(Records)
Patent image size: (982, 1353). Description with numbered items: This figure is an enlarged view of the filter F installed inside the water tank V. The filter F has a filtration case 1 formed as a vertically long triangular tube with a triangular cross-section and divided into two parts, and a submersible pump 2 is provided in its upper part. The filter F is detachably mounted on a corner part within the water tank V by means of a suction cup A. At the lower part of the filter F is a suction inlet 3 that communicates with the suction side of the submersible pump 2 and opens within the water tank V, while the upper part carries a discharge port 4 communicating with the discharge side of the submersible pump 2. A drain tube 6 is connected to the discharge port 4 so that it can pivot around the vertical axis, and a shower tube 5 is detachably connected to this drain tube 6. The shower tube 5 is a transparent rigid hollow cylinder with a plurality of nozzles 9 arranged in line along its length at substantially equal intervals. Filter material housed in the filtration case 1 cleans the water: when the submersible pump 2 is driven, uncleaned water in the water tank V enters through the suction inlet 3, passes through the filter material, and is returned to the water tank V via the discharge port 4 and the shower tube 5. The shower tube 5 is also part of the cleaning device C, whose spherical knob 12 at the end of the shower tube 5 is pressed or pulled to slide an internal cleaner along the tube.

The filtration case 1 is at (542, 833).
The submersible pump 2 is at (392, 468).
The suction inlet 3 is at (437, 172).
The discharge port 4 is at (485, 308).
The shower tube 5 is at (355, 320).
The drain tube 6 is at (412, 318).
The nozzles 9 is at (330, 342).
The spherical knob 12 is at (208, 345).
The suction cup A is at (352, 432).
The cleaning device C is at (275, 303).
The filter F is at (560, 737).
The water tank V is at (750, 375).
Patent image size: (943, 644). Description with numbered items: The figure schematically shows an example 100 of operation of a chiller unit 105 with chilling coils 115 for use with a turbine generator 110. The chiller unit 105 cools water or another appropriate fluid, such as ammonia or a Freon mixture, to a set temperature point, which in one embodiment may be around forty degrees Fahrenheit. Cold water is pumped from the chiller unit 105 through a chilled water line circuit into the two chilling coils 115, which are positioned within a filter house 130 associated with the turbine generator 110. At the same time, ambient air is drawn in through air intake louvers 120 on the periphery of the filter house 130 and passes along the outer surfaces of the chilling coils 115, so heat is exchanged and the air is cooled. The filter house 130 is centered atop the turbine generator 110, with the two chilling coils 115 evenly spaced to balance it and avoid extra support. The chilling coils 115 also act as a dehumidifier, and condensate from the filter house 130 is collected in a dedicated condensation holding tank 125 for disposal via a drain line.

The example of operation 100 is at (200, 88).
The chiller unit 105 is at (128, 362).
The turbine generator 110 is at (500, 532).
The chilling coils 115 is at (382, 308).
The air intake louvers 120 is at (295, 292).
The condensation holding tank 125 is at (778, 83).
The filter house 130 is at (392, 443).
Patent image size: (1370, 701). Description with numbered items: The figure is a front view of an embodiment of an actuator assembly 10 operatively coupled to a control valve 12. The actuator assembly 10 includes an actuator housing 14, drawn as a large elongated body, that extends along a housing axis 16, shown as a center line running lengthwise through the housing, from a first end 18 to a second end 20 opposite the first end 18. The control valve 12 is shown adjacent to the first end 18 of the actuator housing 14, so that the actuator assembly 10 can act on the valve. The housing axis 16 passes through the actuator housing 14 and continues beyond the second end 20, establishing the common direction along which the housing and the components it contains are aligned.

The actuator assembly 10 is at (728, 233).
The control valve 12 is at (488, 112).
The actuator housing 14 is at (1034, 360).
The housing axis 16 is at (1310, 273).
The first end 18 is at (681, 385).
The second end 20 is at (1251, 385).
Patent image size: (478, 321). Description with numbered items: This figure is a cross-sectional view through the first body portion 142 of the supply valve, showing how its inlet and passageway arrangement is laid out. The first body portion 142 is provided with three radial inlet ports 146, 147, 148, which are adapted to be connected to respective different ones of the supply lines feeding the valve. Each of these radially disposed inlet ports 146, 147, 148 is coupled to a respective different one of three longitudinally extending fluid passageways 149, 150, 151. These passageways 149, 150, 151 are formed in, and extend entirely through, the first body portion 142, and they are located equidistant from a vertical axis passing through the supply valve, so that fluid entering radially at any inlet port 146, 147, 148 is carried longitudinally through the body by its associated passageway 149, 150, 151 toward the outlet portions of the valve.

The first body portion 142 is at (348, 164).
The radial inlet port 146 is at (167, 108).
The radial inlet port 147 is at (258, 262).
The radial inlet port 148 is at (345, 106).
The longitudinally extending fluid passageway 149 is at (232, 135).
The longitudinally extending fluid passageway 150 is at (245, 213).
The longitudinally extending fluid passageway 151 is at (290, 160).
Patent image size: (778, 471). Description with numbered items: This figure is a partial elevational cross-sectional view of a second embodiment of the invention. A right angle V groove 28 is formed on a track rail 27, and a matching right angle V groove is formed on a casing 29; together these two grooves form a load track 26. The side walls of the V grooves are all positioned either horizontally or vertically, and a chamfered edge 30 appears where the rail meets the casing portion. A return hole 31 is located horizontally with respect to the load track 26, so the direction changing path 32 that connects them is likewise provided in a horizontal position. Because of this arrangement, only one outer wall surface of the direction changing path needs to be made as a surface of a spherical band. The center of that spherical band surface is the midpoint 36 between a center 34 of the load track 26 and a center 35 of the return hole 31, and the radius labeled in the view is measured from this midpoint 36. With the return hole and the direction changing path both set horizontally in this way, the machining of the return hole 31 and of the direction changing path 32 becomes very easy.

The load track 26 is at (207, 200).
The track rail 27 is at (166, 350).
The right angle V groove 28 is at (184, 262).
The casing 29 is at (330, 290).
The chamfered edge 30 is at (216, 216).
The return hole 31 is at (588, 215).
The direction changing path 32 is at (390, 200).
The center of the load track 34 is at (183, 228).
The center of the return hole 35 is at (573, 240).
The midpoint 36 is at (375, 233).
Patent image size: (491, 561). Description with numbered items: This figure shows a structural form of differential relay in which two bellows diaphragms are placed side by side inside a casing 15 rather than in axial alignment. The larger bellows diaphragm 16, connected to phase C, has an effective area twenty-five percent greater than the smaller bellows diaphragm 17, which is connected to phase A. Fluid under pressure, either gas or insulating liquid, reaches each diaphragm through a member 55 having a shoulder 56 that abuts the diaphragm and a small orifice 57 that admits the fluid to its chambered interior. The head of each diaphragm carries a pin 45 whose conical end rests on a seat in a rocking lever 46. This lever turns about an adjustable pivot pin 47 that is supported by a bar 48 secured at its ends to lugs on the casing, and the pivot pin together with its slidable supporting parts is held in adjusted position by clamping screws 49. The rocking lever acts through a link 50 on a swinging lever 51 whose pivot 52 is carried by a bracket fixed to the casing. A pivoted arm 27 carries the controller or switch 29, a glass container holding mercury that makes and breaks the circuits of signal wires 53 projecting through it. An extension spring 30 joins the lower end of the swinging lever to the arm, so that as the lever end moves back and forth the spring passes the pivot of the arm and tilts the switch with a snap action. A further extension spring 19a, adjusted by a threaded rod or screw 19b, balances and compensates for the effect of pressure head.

(Stated goal) Copy out the items starting with the line that contains "Patent image size: (778, 471)." and going on through the line that contains "The midpoint 36 is at (375, 233).", keeping every line exactly as it appears.

(Written response)
Patent image size: (778, 471). Description with numbered items: This figure is a partial elevational cross-sectional view of a second embodiment of the invention. A right angle V groove 28 is formed on a track rail 27, and a matching right angle V groove is formed on a casing 29; together these two grooves form a load track 26. The side walls of the V grooves are all positioned either horizontally or vertically, and a chamfered edge 30 appears where the rail meets the casing portion. A return hole 31 is located horizontally with respect to the load track 26, so the direction changing path 32 that connects them is likewise provided in a horizontal position. Because of this arrangement, only one outer wall surface of the direction changing path needs to be made as a surface of a spherical band. The center of that spherical band surface is the midpoint 36 between a center 34 of the load track 26 and a center 35 of the return hole 31, and the radius labeled in the view is measured from this midpoint 36. With the return hole and the direction changing path both set horizontally in this way, the machining of the return hole 31 and of the direction changing path 32 becomes very easy.

The load track 26 is at (207, 200).
The track rail 27 is at (166, 350).
The right angle V groove 28 is at (184, 262).
The casing 29 is at (330, 290).
The chamfered edge 30 is at (216, 216).
The return hole 31 is at (588, 215).
The direction changing path 32 is at (390, 200).
The center of the load track 34 is at (183, 228).
The center of the return hole 35 is at (573, 240).
The midpoint 36 is at (375, 233).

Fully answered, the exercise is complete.